## Problem requirements
Extract the complete listing and output it unchanged.

## Source records
###

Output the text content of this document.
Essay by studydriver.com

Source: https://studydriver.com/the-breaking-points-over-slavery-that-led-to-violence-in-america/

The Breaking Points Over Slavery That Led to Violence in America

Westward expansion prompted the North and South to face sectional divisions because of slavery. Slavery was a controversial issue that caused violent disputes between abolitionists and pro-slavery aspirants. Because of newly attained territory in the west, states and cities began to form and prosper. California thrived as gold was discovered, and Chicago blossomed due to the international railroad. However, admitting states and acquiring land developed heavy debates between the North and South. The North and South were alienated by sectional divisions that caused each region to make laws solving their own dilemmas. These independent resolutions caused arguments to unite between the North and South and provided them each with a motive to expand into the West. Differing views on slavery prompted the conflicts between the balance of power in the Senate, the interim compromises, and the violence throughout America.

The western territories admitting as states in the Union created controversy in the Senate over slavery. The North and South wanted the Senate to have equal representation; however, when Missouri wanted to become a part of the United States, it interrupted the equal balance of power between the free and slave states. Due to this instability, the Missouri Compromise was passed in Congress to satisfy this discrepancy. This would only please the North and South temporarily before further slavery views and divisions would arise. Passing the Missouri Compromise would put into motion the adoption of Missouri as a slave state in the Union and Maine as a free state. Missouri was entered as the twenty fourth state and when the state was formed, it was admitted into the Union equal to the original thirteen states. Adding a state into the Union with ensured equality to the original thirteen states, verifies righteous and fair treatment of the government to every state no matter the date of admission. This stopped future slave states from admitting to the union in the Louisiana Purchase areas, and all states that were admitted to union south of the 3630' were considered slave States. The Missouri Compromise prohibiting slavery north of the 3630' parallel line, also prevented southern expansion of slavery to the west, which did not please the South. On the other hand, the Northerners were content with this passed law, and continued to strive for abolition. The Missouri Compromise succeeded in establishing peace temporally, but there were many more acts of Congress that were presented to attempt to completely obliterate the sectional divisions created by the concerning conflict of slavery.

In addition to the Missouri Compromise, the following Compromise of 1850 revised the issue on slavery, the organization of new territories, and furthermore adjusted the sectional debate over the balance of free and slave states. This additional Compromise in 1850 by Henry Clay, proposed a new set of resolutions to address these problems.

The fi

###

## Reply
Output the text content of this document.
Essay by studydriver.com

Source: https://studydriver.com/the-breaking-points-over-slavery-that-led-to-violence-in-america/

The Breaking Points Over Slavery That Led to Violence in America

Westward expansion prompted the North and South to face sectional divisions because of slavery. Slavery was a controversial issue that caused violent disputes between abolitionists and pro-slavery aspirants. Because of newly attained territory in the west, states and cities began to form and prosper. California thrived as gold was discovered, and Chicago blossomed due to the international railroad. However, admitting states and acquiring land developed heavy debates between the North and South. The North and South were alienated by sectional divisions that caused each region to make laws solving their own dilemmas. These independent resolutions caused arguments to unite between the North and South and provided them each with a motive to expand into the West. Differing views on slavery prompted the conflicts between the balance of power in the Senate, the interim compromises, and the violence throughout America.

The western territories admitting as states in the Union created controversy in the Senate over slavery. The North and South wanted the Senate to have equal representation; however, when Missouri wanted to become a part of the United States, it interrupted the equal balance of power between the free and slave states. Due to this instability, the Missouri Compromise was passed in Congress to satisfy this discrepancy. This would only please the North and South temporarily before further slavery views and divisions would arise. Passing the Missouri Compromise would put into motion the adoption of Missouri as a slave state in the Union and Maine as a free state. Missouri was entered as the twenty fourth state and when the state was formed, it was admitted into the Union equal to the original thirteen states. Adding a state into the Union with ensured equality to the original thirteen states, verifies righteous and fair treatment of the government to every state no matter the date of admission. This stopped future slave states from admitting to the union in the Louisiana Purchase areas, and all states that were admitted to union south of the 3630' were considered slave States. The Missouri Compromise prohibiting slavery north of the 3630' parallel line, also prevented southern expansion of slavery to the west, which did not please the South. On the other hand, the Northerners were content with this passed law, and continued to strive for abolition. The Missouri Compromise succeeded in establishing peace temporally, but there were many more acts of Congress that were presented to attempt to completely obliterate the sectional divisions created by the concerning conflict of slavery.

In addition to the Missouri Compromise, the following Compromise of 1850 revised the issue on slavery, the organization of new territories, and furthermore adjusted the sectional debate over the balance of free and slave states. This additional Compromise in 1850 by Henry Clay, proposed a new set of resolutions to address these problems.

The fi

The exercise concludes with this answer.